* SCHRIFTLICHE AUFGABE
Führen Sie den Textauszug über die Brühler Initiative gegen den Ausbau der Bundeshochschule nach seinem letzten Satz fort.

* TEXTAUSZUG
======

Drohkulisse und Falschmeldungen?
In diesem Spannungsfeld hat sich die Initiative „Rettet das Brühler Klima –jetzt” Gehör verschafft. Joachim Riemer, u.a. der frühere Leiter des Verkehrswesens von Bayer und heute Rentner sowie Eva Heinen wohnen in unmittelbarer Nachbarschaft zur Bundeshochschule. Sie haben sich intensiv mit der Materie beschäftigt. „Ganz zu Beginn standen wir einer Realisierung relativ unaufgeregt gegenüber, weil wir andere örtliche Möglichkeiten sahen. Schließlich ging es angeblich um eine alternativlose Standortwahl für Beamte der in Brühl-West gelegenen Bundeshochschule”, sagt Joachim Riemer. „Denn es stand ja das Drohszenario im Raum, dass diese den Standort Brühl innerhalb von zwei bis drei Jahren verlassen würde, wenn nicht in erheblichem Umfang neue Ausbildungs- und Übernachtungskapazitäten entstünden.”

======

* AUSGANGSDATEN
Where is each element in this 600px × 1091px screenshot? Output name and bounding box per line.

======

* ERGEBNIS DER ÜBUNG
In diesem Sinne hatten sich der Brühler Baudezernent Gerd Schiffer, der Fachbereichsleiter Markus Lamberty sowie der sachkundige Bürger Frank Pohl in der Sitzung des Auschusses für Planung und Stadtentwicklung im September 2018 geäußert, die auf einen schnellen Beschluss zum Bau drängten. Zweifel an der Dringlichkeit und der Notwendigkeit kamen Eva Heinen und Joachim Riemer dagegen, als sie erfuhren, dass nicht der Bund als Bauherr auf den Plan treten wolle, sondern private Investoren.
„Schließlich gehören die bestehenden Liegenschaften dem Bund. Je mehr wir dann hinterfragten, desto mehr Ungereimtheiten realisierten wir. Hier wurde offenbar eine dreiste Drohkulisse aufgebaut”, glaubt Riemer. „Denn wir sind der Meinung, dass im Windschatten eines konstruierten öffentlichen Interesses versucht wird, den öffentlichen Willensbildungsprozess mit Falschmeldungen für politische oder wirtschaftliche Interessen zu beeinflussen.”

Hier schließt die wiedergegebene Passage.